» **Description of the task**
Restate the records in their entirety, word for word.

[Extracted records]

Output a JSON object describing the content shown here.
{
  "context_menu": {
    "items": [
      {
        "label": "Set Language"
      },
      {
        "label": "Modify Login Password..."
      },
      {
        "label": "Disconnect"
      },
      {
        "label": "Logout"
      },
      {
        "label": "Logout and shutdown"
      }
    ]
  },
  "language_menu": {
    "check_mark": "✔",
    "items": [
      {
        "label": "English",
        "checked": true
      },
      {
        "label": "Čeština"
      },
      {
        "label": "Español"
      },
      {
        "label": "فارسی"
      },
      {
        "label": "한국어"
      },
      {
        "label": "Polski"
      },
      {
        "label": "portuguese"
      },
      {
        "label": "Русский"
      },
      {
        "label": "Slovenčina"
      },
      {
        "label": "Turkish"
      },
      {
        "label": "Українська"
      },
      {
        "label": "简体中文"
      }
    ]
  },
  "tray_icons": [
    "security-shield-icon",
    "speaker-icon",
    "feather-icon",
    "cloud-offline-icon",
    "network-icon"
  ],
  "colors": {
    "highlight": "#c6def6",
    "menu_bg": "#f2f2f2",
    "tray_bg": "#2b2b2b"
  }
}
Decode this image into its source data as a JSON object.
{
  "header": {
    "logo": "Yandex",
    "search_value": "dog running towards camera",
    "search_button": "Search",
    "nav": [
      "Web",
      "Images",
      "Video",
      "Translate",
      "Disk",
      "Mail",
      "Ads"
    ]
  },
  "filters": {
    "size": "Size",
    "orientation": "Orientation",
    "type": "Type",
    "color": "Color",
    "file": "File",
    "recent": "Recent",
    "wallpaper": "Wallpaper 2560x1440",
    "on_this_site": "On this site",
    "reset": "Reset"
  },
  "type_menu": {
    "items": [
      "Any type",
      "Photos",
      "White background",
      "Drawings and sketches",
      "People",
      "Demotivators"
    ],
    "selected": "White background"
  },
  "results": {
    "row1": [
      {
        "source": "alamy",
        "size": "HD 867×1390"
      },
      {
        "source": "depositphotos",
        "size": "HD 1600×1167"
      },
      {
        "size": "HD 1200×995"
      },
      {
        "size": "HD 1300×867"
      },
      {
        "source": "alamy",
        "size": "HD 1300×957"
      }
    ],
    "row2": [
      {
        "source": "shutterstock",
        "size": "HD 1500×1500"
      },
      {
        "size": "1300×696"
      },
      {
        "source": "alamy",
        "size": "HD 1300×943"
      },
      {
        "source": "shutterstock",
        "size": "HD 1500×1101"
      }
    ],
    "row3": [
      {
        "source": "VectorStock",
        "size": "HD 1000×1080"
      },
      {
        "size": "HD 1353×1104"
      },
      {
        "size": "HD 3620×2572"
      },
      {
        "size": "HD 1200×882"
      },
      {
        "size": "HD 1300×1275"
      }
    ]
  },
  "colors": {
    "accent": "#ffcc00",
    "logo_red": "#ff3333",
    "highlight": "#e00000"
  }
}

» **Exercise result**
Output a JSON object describing the content shown here.
{
  "context_menu": {
    "items": [
      {
        "label": "Set Language"
      },
      {
        "label": "Modify Login Password..."
      },
      {
        "label": "Disconnect"
      },
      {
        "label": "Logout"
      },
      {
        "label": "Logout and shutdown"
      }
    ]
  },
  "language_menu": {
    "check_mark": "✔",
    "items": [
      {
        "label": "English",
        "checked": true
      },
      {
        "label": "Čeština"
      },
      {
        "label": "Español"
      },
      {
        "label": "فارسی"
      },
      {
        "label": "한국어"
      },
      {
        "label": "Polski"
      },
      {
        "label": "portuguese"
      },
      {
        "label": "Русский"
      },
      {
        "label": "Slovenčina"
      },
      {
        "label": "Turkish"
      },
      {
        "label": "Українська"
      },
      {
        "label": "简体中文"
      }
    ]
  },
  "tray_icons": [
    "security-shield-icon",
    "speaker-icon",
    "feather-icon",
    "cloud-offline-icon",
    "network-icon"
  ],
  "colors": {
    "highlight": "#c6def6",
    "menu_bg": "#f2f2f2",
    "tray_bg": "#2b2b2b"
  }
}
Decode this image into its source data as a JSON object.
{
  "header": {
    "logo": "Yandex",
    "search_value": "dog running towards camera",
    "search_button": "Search",
    "nav": [
      "Web",
      "Images",
      "Video",
      "Translate",
      "Disk",
      "Mail",
      "Ads"
    ]
  },
  "filters": {
    "size": "Size",
    "orientation": "Orientation",
    "type": "Type",
    "color": "Color",
    "file": "File",
    "recent": "Recent",
    "wallpaper": "Wallpaper 2560x1440",
    "on_this_site": "On this site",
    "reset": "Reset"
  },
  "type_menu": {
    "items": [
      "Any type",
      "Photos",
      "White background",
      "Drawings and sketches",
      "People",
      "Demotivators"
    ],
    "selected": "White background"
  },
  "results": {
    "row1": [
      {
        "source": "alamy",
        "size": "HD 867×1390"
      },
      {
        "source": "depositphotos",
        "size": "HD 1600×1167"
      },
      {
        "size": "HD 1200×995"
      },
      {
        "size": "HD 1300×867"
      },
      {
        "source": "alamy",
        "size": "HD 1300×957"
      }
    ],
    "row2": [
      {
        "source": "shutterstock",
        "size": "HD 1500×1500"
      },
      {
        "size": "1300×696"
      },
      {
        "source": "alamy",
        "size": "HD 1300×943"
      },
      {
        "source": "shutterstock",
        "size": "HD 1500×1101"
      }
    ],
    "row3": [
      {
        "source": "VectorStock",
        "size": "HD 1000×1080"
      },
      {
        "size": "HD 1353×1104"
      },
      {
        "size": "HD 3620×2572"
      },
      {
        "size": "HD 1200×882"
      },
      {
        "size": "HD 1300×1275"
      }
    ]
  },
  "colors": {
    "accent": "#ffcc00",
    "logo_red": "#ff3333",
    "highlight": "#e00000"
  }
}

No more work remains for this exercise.